DIRECTIVE
Select every line containing the word "Куйбышева" from the material, and copy those lines.

(Items from a data source)
──────────
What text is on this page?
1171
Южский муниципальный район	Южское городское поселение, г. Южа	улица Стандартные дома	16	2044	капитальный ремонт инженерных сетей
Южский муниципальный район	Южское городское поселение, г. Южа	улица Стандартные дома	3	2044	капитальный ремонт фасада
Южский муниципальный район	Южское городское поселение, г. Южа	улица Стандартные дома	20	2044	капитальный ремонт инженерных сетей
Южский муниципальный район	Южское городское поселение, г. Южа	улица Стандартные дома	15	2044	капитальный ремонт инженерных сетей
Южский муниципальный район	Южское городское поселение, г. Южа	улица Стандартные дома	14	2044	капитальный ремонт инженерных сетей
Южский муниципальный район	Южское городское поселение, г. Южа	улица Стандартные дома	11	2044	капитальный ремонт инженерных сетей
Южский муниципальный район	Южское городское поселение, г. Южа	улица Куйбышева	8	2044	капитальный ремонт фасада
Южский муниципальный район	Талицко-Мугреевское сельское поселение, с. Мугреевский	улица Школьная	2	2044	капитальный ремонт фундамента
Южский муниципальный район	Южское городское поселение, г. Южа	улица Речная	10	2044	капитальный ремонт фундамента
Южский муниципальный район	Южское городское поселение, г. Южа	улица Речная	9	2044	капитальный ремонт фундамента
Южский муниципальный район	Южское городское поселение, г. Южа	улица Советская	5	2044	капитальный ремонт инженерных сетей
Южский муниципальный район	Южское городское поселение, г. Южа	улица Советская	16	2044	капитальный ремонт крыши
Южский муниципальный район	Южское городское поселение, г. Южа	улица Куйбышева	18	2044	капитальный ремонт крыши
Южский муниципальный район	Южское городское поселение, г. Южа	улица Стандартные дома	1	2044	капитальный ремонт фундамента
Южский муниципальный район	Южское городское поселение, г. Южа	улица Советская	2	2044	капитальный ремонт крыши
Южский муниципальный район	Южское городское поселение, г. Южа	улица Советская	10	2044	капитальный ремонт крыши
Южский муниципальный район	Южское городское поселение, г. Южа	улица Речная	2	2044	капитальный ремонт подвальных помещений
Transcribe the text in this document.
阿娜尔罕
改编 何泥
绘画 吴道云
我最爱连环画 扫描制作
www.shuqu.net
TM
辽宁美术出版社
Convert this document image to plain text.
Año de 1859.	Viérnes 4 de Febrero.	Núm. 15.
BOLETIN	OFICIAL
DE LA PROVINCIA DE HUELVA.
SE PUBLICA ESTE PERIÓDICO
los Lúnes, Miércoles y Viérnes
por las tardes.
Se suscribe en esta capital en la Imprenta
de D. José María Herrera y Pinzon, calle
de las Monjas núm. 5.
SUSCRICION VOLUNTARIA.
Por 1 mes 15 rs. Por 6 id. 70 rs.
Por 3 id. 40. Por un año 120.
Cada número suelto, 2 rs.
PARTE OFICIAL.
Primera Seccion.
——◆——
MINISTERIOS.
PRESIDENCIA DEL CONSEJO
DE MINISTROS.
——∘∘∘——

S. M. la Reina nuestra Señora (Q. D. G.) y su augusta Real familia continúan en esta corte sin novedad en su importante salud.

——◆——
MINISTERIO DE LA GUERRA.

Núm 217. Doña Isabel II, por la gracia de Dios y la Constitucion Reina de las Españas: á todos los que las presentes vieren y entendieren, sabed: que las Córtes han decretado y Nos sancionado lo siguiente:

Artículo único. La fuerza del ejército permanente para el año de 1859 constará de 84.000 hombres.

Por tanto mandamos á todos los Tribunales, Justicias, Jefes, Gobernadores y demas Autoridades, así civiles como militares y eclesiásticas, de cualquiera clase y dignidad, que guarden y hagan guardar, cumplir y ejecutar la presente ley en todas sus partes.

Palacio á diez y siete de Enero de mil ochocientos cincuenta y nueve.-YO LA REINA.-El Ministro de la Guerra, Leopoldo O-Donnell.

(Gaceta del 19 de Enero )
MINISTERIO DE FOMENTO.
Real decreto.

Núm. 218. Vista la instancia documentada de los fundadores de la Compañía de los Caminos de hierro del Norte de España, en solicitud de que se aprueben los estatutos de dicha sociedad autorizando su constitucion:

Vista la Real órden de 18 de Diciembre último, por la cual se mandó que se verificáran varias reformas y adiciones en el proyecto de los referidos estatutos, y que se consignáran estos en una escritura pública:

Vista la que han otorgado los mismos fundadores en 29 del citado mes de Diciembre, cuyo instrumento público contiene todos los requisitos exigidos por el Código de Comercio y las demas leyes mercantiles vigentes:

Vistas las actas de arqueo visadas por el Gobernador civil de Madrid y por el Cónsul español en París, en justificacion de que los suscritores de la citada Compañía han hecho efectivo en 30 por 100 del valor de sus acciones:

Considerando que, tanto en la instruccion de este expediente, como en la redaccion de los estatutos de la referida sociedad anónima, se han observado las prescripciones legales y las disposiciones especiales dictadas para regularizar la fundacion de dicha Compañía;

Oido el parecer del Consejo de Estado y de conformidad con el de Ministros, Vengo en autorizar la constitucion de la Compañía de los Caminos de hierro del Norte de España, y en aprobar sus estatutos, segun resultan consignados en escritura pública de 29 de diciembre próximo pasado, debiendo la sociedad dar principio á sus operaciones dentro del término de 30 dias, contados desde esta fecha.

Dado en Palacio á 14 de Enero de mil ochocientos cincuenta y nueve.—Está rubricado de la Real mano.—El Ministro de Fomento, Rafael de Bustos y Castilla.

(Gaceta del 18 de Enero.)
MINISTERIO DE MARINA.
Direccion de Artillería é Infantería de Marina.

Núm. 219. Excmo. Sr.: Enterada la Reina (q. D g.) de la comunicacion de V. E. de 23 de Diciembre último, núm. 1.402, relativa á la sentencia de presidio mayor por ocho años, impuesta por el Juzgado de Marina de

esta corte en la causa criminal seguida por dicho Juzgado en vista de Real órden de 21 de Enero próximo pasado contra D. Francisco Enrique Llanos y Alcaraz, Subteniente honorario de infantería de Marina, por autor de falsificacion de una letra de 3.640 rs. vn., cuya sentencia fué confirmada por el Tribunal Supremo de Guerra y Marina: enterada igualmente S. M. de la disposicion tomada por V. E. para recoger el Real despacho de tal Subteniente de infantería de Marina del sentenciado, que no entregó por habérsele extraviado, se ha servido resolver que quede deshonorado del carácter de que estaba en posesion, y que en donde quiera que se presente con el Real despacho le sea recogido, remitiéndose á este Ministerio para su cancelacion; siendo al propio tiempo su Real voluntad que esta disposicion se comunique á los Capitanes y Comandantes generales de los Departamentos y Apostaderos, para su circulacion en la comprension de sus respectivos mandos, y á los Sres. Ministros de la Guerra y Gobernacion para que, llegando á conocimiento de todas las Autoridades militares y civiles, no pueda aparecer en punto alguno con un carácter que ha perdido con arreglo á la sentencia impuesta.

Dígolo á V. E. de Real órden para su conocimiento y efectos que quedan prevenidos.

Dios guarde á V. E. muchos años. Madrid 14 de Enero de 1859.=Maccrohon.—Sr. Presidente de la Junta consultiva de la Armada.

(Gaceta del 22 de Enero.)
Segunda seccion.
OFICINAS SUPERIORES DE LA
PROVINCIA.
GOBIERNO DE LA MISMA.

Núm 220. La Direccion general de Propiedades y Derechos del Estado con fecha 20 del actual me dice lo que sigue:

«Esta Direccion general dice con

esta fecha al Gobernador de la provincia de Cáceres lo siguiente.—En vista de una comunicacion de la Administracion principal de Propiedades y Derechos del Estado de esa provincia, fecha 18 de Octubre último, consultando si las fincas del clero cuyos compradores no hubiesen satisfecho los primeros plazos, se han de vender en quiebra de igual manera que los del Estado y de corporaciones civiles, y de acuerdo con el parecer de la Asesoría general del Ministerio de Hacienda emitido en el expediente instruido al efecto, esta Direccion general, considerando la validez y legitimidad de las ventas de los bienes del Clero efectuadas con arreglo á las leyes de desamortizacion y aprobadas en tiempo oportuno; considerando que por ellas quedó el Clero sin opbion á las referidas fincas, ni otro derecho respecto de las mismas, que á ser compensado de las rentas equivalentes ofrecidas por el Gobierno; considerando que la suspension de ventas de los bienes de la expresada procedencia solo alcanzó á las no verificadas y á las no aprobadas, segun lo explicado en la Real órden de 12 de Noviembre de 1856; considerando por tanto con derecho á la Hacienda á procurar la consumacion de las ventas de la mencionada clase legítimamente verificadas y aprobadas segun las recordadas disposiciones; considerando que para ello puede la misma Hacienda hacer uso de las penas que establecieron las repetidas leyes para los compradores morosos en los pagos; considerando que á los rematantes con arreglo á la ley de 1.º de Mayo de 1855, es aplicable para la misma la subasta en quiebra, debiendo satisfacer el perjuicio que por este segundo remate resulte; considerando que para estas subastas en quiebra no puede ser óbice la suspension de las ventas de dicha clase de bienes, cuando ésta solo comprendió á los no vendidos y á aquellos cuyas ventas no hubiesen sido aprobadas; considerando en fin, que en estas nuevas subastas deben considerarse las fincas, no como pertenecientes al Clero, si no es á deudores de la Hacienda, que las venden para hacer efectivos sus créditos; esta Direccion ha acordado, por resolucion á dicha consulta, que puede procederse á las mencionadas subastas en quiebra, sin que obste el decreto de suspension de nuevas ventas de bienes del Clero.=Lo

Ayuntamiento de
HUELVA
──────────
REPLY
Южский муниципальный район	Южское городское поселение, г. Южа	улица Куйбышева	8	2044	капитальный ремонт фасада
Южский муниципальный район	Южское городское поселение, г. Южа	улица Куйбышева	18	2044	капитальный ремонт крыши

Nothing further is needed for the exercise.